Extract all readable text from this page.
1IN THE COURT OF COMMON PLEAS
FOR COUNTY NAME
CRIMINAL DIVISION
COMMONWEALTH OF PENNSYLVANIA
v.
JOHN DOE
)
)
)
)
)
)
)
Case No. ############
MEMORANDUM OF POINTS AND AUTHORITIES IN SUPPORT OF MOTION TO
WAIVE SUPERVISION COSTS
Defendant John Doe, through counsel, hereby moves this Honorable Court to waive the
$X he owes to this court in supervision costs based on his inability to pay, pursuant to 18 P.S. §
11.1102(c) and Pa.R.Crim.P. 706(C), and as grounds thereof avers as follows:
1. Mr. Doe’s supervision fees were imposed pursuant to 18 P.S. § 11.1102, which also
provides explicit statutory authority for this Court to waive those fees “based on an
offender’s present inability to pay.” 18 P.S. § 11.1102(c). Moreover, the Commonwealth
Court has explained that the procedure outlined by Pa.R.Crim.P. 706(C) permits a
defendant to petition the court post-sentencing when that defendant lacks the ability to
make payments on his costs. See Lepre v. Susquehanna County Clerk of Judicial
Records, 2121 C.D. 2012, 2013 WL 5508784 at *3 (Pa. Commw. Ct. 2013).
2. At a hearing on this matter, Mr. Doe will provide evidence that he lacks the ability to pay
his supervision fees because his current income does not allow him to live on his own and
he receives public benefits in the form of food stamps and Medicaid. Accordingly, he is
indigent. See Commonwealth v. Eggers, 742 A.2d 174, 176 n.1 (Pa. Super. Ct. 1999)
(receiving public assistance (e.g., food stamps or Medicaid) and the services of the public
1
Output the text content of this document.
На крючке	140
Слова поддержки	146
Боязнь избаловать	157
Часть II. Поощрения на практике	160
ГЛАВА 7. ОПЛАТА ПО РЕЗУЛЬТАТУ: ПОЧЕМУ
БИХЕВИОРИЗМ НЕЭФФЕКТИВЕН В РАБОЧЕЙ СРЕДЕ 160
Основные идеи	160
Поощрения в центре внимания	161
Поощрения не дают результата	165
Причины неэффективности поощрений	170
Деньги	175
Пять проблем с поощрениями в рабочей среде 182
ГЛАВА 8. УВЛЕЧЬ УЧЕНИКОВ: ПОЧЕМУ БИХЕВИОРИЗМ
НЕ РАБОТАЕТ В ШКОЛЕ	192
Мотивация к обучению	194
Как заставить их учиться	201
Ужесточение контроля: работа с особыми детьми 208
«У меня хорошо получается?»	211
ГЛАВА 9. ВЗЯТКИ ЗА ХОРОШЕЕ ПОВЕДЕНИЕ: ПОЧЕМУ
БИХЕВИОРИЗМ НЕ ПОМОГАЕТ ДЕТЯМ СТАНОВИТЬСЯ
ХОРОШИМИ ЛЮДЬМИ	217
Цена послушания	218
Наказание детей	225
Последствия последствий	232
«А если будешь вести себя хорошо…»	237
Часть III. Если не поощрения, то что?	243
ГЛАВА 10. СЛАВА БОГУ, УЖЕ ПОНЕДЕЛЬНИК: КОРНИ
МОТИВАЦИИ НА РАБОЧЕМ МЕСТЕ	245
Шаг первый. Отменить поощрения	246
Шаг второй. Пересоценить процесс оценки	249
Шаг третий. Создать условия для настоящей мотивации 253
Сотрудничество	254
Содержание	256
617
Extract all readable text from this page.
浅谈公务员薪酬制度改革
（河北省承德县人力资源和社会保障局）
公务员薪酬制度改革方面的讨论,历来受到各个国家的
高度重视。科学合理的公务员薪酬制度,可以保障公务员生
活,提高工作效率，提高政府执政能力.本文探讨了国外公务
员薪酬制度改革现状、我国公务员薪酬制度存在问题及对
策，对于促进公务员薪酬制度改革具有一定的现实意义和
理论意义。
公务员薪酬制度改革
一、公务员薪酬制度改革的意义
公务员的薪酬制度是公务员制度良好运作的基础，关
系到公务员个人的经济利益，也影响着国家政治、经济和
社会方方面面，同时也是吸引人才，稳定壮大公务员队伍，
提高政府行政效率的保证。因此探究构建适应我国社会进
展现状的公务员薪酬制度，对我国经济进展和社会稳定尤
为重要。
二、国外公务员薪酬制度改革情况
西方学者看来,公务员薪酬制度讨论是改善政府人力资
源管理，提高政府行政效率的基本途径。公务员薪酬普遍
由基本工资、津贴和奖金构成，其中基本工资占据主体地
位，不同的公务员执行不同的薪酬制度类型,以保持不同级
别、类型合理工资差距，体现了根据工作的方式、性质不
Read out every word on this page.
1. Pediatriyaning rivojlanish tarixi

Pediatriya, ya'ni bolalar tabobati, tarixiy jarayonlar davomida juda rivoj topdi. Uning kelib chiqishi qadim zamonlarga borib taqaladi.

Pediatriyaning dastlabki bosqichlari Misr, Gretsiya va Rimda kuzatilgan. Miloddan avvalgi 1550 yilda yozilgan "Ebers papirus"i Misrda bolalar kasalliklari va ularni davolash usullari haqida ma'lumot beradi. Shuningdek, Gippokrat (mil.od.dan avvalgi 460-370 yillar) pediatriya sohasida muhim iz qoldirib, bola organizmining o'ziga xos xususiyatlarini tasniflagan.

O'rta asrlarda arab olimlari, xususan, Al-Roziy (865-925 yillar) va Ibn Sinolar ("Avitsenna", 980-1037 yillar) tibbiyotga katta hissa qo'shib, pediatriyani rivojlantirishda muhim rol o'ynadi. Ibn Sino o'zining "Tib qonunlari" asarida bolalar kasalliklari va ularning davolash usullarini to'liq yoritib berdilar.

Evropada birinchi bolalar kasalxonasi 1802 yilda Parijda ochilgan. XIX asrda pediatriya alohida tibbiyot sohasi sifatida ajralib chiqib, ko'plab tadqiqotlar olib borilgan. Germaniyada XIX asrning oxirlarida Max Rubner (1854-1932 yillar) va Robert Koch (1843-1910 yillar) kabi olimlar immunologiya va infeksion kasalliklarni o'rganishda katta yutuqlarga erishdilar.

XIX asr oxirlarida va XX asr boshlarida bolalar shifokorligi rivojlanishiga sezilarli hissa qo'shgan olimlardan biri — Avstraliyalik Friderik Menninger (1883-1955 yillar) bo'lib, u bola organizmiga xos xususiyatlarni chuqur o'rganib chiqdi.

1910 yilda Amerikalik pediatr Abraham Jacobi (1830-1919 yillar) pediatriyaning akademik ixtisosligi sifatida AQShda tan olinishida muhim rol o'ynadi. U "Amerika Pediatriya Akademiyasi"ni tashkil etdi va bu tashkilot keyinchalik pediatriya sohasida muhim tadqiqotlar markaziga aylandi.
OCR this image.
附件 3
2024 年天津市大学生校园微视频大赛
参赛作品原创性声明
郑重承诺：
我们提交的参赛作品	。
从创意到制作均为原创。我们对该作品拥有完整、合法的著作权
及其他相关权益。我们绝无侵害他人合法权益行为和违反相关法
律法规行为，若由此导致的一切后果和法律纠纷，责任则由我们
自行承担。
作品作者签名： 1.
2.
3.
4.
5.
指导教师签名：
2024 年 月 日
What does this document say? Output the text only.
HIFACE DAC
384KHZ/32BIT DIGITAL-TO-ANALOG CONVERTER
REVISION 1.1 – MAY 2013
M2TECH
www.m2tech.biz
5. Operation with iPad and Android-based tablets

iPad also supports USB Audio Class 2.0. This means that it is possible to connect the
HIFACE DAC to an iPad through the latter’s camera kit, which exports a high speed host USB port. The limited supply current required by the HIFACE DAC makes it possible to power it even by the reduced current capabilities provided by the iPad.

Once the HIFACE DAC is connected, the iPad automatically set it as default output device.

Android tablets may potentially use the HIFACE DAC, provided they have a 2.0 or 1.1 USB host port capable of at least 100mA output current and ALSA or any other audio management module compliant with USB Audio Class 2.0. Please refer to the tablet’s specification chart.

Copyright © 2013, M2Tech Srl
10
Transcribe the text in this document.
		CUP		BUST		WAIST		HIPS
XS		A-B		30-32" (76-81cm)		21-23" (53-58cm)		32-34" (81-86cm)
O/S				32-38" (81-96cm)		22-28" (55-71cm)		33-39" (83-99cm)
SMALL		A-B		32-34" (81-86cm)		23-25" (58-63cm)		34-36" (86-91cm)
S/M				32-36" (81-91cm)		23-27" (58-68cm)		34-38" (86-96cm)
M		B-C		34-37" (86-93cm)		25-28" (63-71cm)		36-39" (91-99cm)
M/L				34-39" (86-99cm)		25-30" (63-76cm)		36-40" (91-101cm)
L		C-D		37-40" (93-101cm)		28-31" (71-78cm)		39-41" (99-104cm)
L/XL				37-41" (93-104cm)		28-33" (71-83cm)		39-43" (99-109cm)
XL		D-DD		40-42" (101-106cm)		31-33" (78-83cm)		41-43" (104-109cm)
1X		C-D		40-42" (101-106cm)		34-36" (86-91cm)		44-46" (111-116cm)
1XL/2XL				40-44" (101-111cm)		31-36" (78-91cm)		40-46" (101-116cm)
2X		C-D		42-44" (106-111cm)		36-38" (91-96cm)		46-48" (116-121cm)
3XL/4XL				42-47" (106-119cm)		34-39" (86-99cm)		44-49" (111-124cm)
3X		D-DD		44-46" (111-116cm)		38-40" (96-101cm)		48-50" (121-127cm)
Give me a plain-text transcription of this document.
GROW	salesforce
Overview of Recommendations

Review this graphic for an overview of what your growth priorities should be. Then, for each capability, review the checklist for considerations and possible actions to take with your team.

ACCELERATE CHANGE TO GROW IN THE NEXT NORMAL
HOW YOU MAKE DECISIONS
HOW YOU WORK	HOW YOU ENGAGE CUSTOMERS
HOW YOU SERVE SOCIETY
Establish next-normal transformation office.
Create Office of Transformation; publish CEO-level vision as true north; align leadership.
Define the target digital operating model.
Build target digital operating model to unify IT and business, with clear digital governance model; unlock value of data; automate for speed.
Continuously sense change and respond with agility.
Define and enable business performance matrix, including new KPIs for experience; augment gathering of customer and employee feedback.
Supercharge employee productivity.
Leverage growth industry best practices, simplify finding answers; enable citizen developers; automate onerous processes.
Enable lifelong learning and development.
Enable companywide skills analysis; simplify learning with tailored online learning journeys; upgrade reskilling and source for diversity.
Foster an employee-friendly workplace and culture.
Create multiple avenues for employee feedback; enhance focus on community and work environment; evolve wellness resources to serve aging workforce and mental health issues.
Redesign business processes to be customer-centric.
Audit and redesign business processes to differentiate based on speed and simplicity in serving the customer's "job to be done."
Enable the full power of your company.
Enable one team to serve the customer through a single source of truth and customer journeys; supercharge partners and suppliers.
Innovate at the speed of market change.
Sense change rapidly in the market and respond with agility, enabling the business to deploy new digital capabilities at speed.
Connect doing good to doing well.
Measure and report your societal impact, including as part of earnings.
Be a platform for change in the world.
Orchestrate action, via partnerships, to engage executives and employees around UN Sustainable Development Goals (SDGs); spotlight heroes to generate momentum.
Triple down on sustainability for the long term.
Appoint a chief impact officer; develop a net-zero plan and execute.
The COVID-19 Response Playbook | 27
•••
• Exercise prompt
Say, as a bare number, how many lines in the entries above include the string "market".

• Response for this exercise
2